**THE REQUEST:**
Give the count of lines in the data that include "Bratwurst", with no other words.

* * *

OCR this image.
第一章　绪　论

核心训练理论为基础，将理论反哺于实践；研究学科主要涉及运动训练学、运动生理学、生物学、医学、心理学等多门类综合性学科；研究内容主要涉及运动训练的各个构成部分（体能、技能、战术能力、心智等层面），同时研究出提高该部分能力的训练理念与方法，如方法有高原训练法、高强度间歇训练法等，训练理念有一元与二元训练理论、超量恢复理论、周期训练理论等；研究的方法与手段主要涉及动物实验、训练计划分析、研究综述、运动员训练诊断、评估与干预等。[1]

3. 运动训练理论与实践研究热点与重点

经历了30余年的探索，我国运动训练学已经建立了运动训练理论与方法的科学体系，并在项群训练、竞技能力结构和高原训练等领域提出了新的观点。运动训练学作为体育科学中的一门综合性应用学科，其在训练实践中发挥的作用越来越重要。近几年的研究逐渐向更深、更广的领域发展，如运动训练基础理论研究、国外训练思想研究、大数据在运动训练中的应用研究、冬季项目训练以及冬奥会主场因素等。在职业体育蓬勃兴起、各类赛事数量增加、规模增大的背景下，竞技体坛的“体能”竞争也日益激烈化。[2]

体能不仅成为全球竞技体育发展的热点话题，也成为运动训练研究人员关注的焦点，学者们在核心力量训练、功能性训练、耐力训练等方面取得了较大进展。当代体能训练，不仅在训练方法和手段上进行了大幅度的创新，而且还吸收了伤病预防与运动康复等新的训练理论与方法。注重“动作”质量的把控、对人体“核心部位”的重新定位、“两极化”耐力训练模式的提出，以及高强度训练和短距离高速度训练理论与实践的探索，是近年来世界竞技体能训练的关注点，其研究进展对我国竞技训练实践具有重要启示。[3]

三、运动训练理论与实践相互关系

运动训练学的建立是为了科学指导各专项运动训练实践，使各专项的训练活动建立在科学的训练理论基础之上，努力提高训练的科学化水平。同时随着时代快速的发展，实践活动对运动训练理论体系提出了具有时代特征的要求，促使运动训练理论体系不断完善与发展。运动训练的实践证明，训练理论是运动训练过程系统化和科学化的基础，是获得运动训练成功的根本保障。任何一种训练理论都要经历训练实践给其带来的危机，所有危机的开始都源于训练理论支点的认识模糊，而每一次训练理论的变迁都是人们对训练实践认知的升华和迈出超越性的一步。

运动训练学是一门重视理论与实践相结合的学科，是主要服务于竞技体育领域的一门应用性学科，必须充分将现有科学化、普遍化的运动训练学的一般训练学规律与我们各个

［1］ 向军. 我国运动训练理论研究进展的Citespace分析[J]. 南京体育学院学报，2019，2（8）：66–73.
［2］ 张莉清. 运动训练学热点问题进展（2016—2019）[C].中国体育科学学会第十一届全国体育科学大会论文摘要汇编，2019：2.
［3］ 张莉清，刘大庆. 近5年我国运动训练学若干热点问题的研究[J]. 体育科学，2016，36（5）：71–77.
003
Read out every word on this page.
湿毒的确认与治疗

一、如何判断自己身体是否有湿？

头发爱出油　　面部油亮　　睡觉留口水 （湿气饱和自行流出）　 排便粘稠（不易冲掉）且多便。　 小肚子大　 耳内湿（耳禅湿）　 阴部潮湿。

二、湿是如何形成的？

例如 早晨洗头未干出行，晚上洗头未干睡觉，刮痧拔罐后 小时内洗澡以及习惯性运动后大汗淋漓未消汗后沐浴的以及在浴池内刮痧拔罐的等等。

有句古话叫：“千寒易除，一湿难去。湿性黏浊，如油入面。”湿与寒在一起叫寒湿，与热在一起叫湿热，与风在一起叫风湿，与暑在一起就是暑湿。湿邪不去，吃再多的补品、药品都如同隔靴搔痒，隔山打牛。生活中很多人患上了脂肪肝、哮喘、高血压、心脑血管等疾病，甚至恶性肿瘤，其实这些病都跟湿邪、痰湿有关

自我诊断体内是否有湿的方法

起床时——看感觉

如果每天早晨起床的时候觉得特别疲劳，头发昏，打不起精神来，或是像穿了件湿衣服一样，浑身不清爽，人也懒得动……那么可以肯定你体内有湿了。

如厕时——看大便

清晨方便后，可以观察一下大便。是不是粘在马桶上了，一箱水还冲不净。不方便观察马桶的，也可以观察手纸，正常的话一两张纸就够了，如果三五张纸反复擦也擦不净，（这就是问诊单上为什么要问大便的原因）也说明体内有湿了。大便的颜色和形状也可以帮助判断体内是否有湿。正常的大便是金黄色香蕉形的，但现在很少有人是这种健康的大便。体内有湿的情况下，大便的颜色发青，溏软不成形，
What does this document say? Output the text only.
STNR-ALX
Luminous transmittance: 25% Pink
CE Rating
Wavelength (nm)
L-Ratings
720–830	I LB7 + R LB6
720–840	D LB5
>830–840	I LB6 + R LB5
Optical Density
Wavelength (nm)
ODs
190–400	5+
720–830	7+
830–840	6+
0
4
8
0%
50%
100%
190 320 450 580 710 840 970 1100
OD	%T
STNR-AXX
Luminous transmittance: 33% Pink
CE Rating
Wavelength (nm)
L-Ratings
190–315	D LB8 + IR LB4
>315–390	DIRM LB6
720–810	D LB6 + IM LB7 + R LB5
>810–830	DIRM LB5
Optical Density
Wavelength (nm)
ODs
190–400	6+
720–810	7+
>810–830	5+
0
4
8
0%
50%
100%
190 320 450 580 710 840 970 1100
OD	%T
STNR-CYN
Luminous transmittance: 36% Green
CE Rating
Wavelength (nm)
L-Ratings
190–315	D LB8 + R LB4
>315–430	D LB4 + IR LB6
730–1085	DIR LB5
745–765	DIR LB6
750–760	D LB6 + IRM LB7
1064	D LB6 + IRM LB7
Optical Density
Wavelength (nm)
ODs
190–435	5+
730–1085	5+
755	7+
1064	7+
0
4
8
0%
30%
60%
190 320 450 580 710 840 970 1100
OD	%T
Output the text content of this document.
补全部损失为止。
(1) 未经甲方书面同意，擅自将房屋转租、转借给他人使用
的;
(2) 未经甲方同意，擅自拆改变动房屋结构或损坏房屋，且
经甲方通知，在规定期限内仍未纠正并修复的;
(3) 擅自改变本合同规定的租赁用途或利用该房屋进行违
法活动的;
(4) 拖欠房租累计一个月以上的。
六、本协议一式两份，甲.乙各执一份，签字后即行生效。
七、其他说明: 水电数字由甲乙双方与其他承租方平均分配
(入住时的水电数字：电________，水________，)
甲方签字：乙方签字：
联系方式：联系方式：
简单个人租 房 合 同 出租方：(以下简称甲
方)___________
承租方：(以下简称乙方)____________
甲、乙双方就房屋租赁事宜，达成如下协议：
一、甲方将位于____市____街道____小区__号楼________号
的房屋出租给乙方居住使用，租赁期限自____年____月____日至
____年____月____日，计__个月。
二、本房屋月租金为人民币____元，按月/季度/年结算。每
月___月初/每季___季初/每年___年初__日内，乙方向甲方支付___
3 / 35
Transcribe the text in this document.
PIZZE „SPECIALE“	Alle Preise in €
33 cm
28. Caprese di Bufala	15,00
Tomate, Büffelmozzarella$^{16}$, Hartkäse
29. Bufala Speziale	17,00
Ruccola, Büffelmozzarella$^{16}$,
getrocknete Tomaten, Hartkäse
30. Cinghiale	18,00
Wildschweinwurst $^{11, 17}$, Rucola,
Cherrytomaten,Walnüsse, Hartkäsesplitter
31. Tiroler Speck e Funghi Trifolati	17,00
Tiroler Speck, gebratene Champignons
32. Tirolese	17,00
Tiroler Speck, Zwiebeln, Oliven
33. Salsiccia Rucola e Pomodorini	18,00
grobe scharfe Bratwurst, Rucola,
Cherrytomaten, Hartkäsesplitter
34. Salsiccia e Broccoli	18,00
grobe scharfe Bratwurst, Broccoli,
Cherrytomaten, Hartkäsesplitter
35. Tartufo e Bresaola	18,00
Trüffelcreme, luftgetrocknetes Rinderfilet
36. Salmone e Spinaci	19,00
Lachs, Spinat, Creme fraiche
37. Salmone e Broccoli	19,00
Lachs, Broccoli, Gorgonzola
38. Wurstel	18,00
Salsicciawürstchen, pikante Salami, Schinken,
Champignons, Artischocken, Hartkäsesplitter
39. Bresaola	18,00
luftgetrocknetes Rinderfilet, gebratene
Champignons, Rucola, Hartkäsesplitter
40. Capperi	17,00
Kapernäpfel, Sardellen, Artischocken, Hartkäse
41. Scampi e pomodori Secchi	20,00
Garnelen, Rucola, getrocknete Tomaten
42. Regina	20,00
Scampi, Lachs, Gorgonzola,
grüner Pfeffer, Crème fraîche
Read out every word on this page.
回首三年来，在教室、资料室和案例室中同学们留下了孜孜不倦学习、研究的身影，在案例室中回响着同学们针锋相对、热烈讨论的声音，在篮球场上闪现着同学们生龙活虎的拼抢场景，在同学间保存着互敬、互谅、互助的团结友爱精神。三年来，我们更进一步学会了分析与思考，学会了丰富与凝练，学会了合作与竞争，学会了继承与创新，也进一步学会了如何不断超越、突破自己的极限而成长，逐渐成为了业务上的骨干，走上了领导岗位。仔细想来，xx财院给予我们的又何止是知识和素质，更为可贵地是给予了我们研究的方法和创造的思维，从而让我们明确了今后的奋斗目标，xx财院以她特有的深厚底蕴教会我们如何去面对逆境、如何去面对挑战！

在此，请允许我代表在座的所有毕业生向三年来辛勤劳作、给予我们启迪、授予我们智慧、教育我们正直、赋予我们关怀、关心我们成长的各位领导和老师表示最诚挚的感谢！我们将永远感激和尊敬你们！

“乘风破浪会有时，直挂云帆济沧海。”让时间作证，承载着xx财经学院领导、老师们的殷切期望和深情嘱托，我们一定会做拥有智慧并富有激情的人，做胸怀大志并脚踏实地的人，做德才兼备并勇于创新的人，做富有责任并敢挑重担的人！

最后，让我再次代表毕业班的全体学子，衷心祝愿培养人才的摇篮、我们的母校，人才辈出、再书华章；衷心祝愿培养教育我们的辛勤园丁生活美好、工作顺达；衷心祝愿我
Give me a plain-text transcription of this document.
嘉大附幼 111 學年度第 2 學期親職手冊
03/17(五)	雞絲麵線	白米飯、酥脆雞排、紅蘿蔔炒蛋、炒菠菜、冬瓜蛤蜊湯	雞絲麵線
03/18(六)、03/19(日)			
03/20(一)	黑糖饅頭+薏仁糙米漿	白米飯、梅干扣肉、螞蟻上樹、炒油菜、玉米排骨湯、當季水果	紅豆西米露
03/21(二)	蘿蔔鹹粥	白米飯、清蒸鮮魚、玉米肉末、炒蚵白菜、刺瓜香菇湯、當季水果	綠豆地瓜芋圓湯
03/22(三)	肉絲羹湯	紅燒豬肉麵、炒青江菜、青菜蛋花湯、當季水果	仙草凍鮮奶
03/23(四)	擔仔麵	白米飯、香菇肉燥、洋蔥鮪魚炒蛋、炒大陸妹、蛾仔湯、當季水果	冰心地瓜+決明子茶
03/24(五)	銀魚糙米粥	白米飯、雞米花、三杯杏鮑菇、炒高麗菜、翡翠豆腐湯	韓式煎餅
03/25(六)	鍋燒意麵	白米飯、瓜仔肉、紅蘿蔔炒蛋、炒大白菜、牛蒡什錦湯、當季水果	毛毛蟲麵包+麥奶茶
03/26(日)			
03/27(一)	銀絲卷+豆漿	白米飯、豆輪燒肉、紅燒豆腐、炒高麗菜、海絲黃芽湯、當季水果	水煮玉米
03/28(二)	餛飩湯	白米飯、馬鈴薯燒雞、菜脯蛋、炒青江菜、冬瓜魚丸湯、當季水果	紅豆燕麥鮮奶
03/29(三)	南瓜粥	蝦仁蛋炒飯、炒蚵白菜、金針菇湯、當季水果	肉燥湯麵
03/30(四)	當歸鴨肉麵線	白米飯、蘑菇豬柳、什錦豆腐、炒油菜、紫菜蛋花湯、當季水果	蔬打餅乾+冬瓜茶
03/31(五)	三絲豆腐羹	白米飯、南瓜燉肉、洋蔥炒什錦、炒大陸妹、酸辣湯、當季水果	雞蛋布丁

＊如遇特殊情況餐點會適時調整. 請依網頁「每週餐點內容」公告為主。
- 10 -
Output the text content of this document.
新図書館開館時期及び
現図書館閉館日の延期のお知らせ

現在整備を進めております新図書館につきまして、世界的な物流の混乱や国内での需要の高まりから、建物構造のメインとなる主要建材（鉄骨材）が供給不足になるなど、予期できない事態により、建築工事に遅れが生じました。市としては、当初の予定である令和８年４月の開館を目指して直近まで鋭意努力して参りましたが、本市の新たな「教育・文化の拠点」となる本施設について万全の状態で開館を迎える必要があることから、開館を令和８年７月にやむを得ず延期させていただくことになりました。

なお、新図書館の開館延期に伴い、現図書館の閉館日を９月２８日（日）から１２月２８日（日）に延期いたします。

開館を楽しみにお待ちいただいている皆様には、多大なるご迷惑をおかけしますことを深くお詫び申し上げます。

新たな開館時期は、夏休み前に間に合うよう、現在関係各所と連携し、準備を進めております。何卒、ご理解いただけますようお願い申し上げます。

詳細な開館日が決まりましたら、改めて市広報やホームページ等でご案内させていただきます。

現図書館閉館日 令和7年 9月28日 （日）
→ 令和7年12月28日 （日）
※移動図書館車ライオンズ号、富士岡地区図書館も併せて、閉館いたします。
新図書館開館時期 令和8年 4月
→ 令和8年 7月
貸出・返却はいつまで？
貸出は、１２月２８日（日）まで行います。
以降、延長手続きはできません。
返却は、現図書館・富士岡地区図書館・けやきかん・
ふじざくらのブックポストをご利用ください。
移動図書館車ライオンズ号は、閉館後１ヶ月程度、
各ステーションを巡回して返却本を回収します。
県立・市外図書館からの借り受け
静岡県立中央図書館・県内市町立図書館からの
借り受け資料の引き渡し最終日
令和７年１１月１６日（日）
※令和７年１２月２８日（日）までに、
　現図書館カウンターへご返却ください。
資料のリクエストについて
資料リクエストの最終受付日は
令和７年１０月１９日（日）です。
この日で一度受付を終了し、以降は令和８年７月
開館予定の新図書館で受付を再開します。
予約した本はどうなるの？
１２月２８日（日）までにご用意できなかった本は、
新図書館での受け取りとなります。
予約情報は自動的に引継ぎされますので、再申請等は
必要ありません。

* * *

**SOLUTION TO THIS PROBLEM:**
2